[GOAL]: Repeat, exactly and in full, the lines of the listing below, but without any pictures.
*** RECORDS TO PROCESS ***
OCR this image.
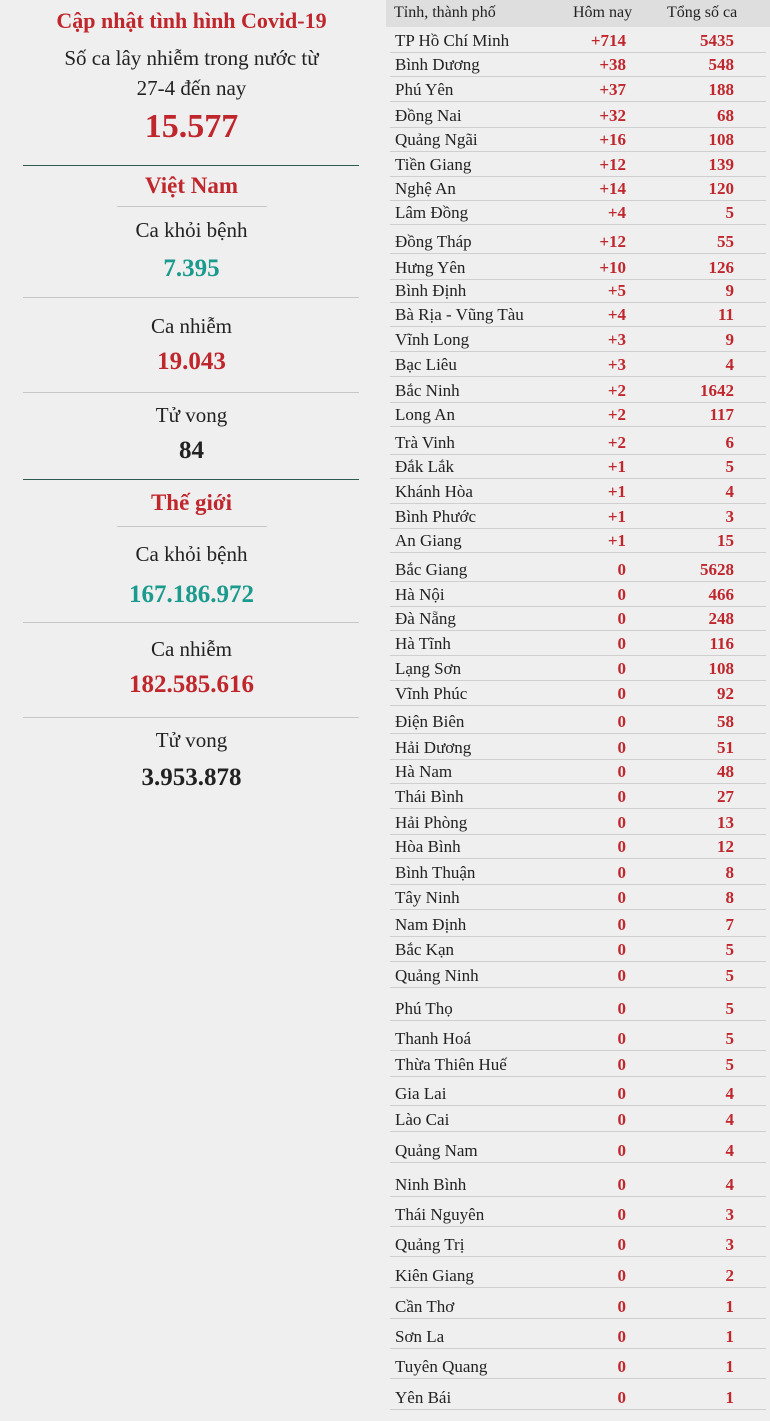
Cập nhật tình hình Covid-19
Số ca lây nhiễm trong nước từ
27-4 đến nay
15.577
Việt Nam
Ca khỏi bệnh
7.395
Ca nhiễm
19.043
Tử vong
84
Thế giới
Ca khỏi bệnh
167.186.972
Ca nhiễm
182.585.616
Tử vong
3.953.878
Tỉnh, thành phố	Hôm nay Tổng số ca
TP Hồ Chí Minh	+714	5435
Bình Dương	+38	548
Phú Yên	+37	188
Đồng Nai	+32	68
Quảng Ngãi	+16	108
Tiền Giang	+12	139
Nghệ An	+14	120
Lâm Đồng	+4	5
Đồng Tháp	+12	55
Hưng Yên	+10	126
Bình Định	+5	9
Bà Rịa - Vũng Tàu	+4	11
Vĩnh Long	+3	9
Bạc Liêu	+3	4
Bắc Ninh	+2	1642
Long An	+2	117
Trà Vinh	+2	6
Đắk Lắk	+1	5
Khánh Hòa	+1	4
Bình Phước	+1	3
An Giang	+1	15
Bắc Giang	0	5628
Hà Nội	0	466
Đà Nẵng	0	248
Hà Tĩnh	0	116
Lạng Sơn	0	108
Vĩnh Phúc	0	92
Điện Biên	0	58
Hải Dương	0	51
Hà Nam	0	48
Thái Bình	0	27
Hải Phòng	0	13
Hòa Bình	0	12
Bình Thuận	0	8
Tây Ninh	0	8
Nam Định	0	7
Bắc Kạn	0	5
Quảng Ninh	0	5
Phú Thọ	0	5
Thanh Hoá	0	5
Thừa Thiên Huế	0	5
Gia Lai	0	4
Lào Cai	0	4
Quảng Nam	0	4
Ninh Bình	0	4
Thái Nguyên	0	3
Quảng Trị	0	3
Kiên Giang	0	2
Cần Thơ	0	1
Sơn La	0	1
Tuyên Quang	0	1
Yên Bái	0	1
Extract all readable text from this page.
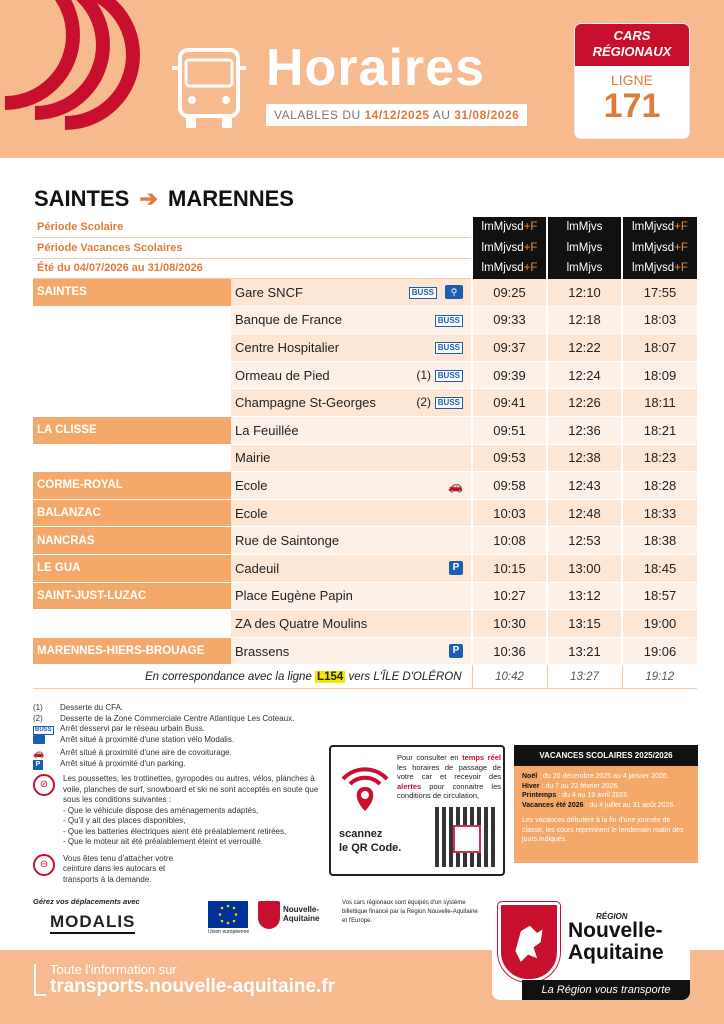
Horaires
VALABLES DU 14/12/2025 AU 31/08/2026
CARS
RÉGIONAUX
LIGNE
171
SAINTES ➔ MARENNES
Période Scolaire		lmMjvsd+F	lmMjvs	lmMjvsd+F
Période Vacances Scolaires		lmMjvsd+F	lmMjvs	lmMjvsd+F
Été du 04/07/2026 au 31/08/2026		lmMjvsd+F	lmMjvs	lmMjvsd+F
SAINTES	Gare SNCF BUSS ⚲	09:25	12:10	17:55
	Banque de France BUSS	09:33	12:18	18:03
	Centre Hospitalier BUSS	09:37	12:22	18:07
	Ormeau de Pied (1) BUSS	09:39	12:24	18:09
	Champagne St-Georges (2) BUSS	09:41	12:26	18:11
LA CLISSE	La Feuillée	09:51	12:36	18:21
	Mairie	09:53	12:38	18:23
CORME-ROYAL	Ecole 🚗	09:58	12:43	18:28
BALANZAC	Ecole	10:03	12:48	18:33
NANCRAS	Rue de Saintonge	10:08	12:53	18:38
LE GUA	Cadeuil P	10:15	13:00	18:45
SAINT-JUST-LUZAC	Place Eugène Papin	10:27	13:12	18:57
	ZA des Quatre Moulins	10:30	13:15	19:00
MARENNES-HIERS-BROUAGE	Brassens P	10:36	13:21	19:06
En correspondance avec la ligne L154 vers L'ÎLE D'OLÉRON		10:42	13:27	19:12
(1)	Desserte du CFA.
(2)	Desserte de la Zone Commerciale Centre Atlantique Les Coteaux.
BUSS	Arrêt desservi par le réseau urbain Buss.
Arrêt situé à proximité d'une station vélo Modalis.
🚗	Arrêt situé à proximité d'une aire de covoiturage.
P	Arrêt situé à proximité d'un parking.
⊘
Les poussettes, les trottinettes, gyropodes ou autres, vélos, planches à voile, planches de surf, snowboard et ski ne sont acceptés en soute que sous les conditions suivantes :
- Que le véhicule dispose des aménagements adaptés,
- Qu'il y ait des places disponibles,
- Que les batteries électriques aient été préalablement retirées,
- Que le moteur ait été préalablement éteint et verrouillé.
⊖
Vous êtes tenu d'attacher votre ceinture dans les autocars et transports à la demande.
Pour consulter en temps réel les horaires de passage de votre car et recevoir des alertes pour connaitre les conditions de circulation,
scannez
le QR Code.
VACANCES SCOLAIRES 2025/2026
Noël : du 20 décembre 2025 au 4 janvier 2026.
Hiver : du 7 au 22 février 2026.
Printemps : du 4 au 19 avril 2026.
Vacances été 2026 : du 4 juillet au 31 août 2026.
Les vacances débutent à la fin d'une journée de classe, les cours reprennent le lendemain matin des jours indiqués.
Gérez vos déplacements avec
MODALIS
Union européenne
Nouvelle-
Aquitaine
Vos cars régionaux sont équipés d'un système billettique financé par la Région Nouvelle-Aquitaine et l'Europe.
Toute l'information sur
transports.nouvelle-aquitaine.fr
RÉGION
Nouvelle-
Aquitaine
La Région vous transporte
***
[RESPONSE TO THIS TASK]:
OCR this image.
Cập nhật tình hình Covid-19
Số ca lây nhiễm trong nước từ
27-4 đến nay
15.577
Việt Nam
Ca khỏi bệnh
7.395
Ca nhiễm
19.043
Tử vong
84
Thế giới
Ca khỏi bệnh
167.186.972
Ca nhiễm
182.585.616
Tử vong
3.953.878
Tỉnh, thành phố	Hôm nay Tổng số ca
TP Hồ Chí Minh	+714	5435
Bình Dương	+38	548
Phú Yên	+37	188
Đồng Nai	+32	68
Quảng Ngãi	+16	108
Tiền Giang	+12	139
Nghệ An	+14	120
Lâm Đồng	+4	5
Đồng Tháp	+12	55
Hưng Yên	+10	126
Bình Định	+5	9
Bà Rịa - Vũng Tàu	+4	11
Vĩnh Long	+3	9
Bạc Liêu	+3	4
Bắc Ninh	+2	1642
Long An	+2	117
Trà Vinh	+2	6
Đắk Lắk	+1	5
Khánh Hòa	+1	4
Bình Phước	+1	3
An Giang	+1	15
Bắc Giang	0	5628
Hà Nội	0	466
Đà Nẵng	0	248
Hà Tĩnh	0	116
Lạng Sơn	0	108
Vĩnh Phúc	0	92
Điện Biên	0	58
Hải Dương	0	51
Hà Nam	0	48
Thái Bình	0	27
Hải Phòng	0	13
Hòa Bình	0	12
Bình Thuận	0	8
Tây Ninh	0	8
Nam Định	0	7
Bắc Kạn	0	5
Quảng Ninh	0	5
Phú Thọ	0	5
Thanh Hoá	0	5
Thừa Thiên Huế	0	5
Gia Lai	0	4
Lào Cai	0	4
Quảng Nam	0	4
Ninh Bình	0	4
Thái Nguyên	0	3
Quảng Trị	0	3
Kiên Giang	0	2
Cần Thơ	0	1
Sơn La	0	1
Tuyên Quang	0	1
Yên Bái	0	1
Extract all readable text from this page.
Horaires
VALABLES DU 14/12/2025 AU 31/08/2026
CARS
RÉGIONAUX
LIGNE
171
SAINTES ➔ MARENNES
Période Scolaire		lmMjvsd+F	lmMjvs	lmMjvsd+F
Période Vacances Scolaires		lmMjvsd+F	lmMjvs	lmMjvsd+F
Été du 04/07/2026 au 31/08/2026		lmMjvsd+F	lmMjvs	lmMjvsd+F
SAINTES	Gare SNCF BUSS ⚲	09:25	12:10	17:55
	Banque de France BUSS	09:33	12:18	18:03
	Centre Hospitalier BUSS	09:37	12:22	18:07
	Ormeau de Pied (1) BUSS	09:39	12:24	18:09
	Champagne St-Georges (2) BUSS	09:41	12:26	18:11
LA CLISSE	La Feuillée	09:51	12:36	18:21
	Mairie	09:53	12:38	18:23
CORME-ROYAL	Ecole 🚗	09:58	12:43	18:28
BALANZAC	Ecole	10:03	12:48	18:33
NANCRAS	Rue de Saintonge	10:08	12:53	18:38
LE GUA	Cadeuil P	10:15	13:00	18:45
SAINT-JUST-LUZAC	Place Eugène Papin	10:27	13:12	18:57
	ZA des Quatre Moulins	10:30	13:15	19:00
MARENNES-HIERS-BROUAGE	Brassens P	10:36	13:21	19:06
En correspondance avec la ligne L154 vers L'ÎLE D'OLÉRON		10:42	13:27	19:12
(1)	Desserte du CFA.
(2)	Desserte de la Zone Commerciale Centre Atlantique Les Coteaux.
BUSS	Arrêt desservi par le réseau urbain Buss.
Arrêt situé à proximité d'une station vélo Modalis.
🚗	Arrêt situé à proximité d'une aire de covoiturage.
P	Arrêt situé à proximité d'un parking.
⊘
Les poussettes, les trottinettes, gyropodes ou autres, vélos, planches à voile, planches de surf, snowboard et ski ne sont acceptés en soute que sous les conditions suivantes :
- Que le véhicule dispose des aménagements adaptés,
- Qu'il y ait des places disponibles,
- Que les batteries électriques aient été préalablement retirées,
- Que le moteur ait été préalablement éteint et verrouillé.
⊖
Vous êtes tenu d'attacher votre ceinture dans les autocars et transports à la demande.
Pour consulter en temps réel les horaires de passage de votre car et recevoir des alertes pour connaitre les conditions de circulation,
scannez
le QR Code.
VACANCES SCOLAIRES 2025/2026
Noël : du 20 décembre 2025 au 4 janvier 2026.
Hiver : du 7 au 22 février 2026.
Printemps : du 4 au 19 avril 2026.
Vacances été 2026 : du 4 juillet au 31 août 2026.
Les vacances débutent à la fin d'une journée de classe, les cours reprennent le lendemain matin des jours indiqués.
Gérez vos déplacements avec
MODALIS
Union européenne
Nouvelle-
Aquitaine
Vos cars régionaux sont équipés d'un système billettique financé par la Région Nouvelle-Aquitaine et l'Europe.
Toute l'information sur
transports.nouvelle-aquitaine.fr
RÉGION
Nouvelle-
Aquitaine
La Région vous transporte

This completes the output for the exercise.